- _Goal of the exercise_
For the entries that follow, tally the lines holding the string "духа". Give the total and nothing else.
##### Entries supplied #####
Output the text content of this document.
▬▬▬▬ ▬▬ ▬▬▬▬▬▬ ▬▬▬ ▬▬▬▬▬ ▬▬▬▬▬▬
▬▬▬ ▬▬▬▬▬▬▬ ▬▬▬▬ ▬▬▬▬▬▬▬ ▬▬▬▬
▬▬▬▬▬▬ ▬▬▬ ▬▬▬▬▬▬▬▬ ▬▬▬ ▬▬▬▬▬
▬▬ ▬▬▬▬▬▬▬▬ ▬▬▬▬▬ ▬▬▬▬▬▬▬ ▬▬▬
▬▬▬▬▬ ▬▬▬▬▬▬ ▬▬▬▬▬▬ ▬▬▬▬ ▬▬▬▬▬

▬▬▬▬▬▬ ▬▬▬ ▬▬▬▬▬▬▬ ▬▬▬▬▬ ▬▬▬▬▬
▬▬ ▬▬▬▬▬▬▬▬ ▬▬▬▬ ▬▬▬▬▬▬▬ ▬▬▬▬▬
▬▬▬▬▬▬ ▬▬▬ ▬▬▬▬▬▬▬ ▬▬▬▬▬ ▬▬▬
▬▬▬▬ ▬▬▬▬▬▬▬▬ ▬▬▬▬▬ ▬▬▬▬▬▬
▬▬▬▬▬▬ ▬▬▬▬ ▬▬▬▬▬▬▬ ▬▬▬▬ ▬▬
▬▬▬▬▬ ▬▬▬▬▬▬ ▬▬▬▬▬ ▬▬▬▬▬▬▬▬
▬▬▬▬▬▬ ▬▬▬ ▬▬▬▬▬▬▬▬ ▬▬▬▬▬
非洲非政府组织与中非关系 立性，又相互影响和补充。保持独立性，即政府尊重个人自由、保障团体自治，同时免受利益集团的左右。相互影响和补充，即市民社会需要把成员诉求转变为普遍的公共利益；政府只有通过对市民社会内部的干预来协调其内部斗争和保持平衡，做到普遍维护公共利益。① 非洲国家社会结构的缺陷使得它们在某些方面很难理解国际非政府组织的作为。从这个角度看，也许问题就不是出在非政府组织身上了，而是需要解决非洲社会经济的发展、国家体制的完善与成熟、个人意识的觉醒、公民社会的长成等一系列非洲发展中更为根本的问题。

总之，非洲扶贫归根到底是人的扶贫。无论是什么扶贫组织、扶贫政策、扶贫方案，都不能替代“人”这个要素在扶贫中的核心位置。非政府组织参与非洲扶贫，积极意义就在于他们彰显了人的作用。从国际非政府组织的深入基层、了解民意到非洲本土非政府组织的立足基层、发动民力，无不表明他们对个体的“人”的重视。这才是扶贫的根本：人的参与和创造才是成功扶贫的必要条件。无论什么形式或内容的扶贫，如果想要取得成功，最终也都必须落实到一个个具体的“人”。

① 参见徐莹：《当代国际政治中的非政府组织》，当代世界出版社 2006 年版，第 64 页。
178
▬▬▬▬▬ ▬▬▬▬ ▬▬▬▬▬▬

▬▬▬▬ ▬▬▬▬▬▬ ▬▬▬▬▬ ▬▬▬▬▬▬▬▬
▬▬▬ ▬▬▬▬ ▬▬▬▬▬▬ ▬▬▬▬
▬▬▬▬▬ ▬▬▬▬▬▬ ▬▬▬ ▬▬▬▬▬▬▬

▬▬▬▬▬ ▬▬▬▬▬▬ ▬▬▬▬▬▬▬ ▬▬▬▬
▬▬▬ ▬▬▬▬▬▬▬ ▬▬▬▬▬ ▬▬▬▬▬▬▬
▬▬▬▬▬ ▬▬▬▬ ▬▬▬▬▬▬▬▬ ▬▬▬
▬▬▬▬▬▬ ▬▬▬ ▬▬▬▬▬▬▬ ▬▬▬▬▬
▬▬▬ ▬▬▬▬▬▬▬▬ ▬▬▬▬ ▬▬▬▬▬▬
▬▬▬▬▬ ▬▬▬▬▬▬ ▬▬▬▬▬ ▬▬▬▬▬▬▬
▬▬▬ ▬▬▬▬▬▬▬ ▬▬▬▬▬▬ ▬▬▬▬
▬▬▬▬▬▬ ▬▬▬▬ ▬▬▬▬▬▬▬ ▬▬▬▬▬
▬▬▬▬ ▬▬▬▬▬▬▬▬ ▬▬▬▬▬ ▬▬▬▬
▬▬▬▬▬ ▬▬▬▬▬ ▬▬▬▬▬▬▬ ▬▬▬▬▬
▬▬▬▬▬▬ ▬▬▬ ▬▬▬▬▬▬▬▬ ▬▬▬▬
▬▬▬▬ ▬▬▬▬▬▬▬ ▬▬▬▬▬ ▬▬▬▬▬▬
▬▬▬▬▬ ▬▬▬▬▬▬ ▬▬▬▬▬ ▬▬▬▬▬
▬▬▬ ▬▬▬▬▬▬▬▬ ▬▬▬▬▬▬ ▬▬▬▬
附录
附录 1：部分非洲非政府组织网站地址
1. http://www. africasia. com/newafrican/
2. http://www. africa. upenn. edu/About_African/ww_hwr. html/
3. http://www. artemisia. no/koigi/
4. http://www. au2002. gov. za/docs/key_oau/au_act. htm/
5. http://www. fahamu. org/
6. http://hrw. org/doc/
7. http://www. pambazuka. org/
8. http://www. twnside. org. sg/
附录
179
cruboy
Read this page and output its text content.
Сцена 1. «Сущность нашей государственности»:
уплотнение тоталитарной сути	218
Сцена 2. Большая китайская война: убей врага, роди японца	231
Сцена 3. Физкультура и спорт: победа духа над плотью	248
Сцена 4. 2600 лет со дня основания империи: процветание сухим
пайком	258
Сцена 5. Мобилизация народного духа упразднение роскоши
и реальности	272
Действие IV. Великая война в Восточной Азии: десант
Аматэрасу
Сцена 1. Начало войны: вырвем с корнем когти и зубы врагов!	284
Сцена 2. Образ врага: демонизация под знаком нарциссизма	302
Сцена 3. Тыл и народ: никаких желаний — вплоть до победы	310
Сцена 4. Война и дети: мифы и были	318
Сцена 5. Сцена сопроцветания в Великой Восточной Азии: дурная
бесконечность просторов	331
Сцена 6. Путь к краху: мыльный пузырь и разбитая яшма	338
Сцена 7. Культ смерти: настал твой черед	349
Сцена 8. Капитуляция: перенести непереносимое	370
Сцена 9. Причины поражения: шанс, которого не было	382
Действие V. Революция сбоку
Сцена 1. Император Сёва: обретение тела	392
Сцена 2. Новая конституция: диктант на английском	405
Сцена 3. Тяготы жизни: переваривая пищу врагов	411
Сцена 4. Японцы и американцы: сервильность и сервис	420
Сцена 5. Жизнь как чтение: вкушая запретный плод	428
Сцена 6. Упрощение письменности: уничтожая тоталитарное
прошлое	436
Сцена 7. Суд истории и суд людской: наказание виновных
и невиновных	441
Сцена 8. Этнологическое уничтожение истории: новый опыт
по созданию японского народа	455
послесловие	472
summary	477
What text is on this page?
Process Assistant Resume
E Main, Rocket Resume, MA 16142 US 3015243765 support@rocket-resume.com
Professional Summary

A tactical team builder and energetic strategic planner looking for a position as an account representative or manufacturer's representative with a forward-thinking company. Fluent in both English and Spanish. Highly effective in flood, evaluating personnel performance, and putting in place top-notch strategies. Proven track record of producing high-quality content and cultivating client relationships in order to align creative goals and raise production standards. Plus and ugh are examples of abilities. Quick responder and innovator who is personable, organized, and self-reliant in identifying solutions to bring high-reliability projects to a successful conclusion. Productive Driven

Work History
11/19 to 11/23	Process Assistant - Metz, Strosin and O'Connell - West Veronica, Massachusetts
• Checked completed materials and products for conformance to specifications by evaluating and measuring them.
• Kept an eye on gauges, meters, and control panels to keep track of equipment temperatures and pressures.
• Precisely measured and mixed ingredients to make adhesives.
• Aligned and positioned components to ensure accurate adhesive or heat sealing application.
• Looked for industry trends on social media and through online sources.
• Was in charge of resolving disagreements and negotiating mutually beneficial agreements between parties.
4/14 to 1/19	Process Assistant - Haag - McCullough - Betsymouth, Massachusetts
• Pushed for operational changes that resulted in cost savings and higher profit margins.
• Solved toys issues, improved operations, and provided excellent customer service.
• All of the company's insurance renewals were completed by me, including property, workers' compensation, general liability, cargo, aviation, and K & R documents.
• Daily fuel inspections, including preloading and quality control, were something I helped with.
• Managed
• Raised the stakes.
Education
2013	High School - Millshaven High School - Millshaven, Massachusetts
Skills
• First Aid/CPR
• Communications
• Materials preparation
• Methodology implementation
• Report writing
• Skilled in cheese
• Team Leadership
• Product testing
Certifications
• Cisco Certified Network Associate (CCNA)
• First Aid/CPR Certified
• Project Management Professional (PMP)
#####
- _Complete response_
2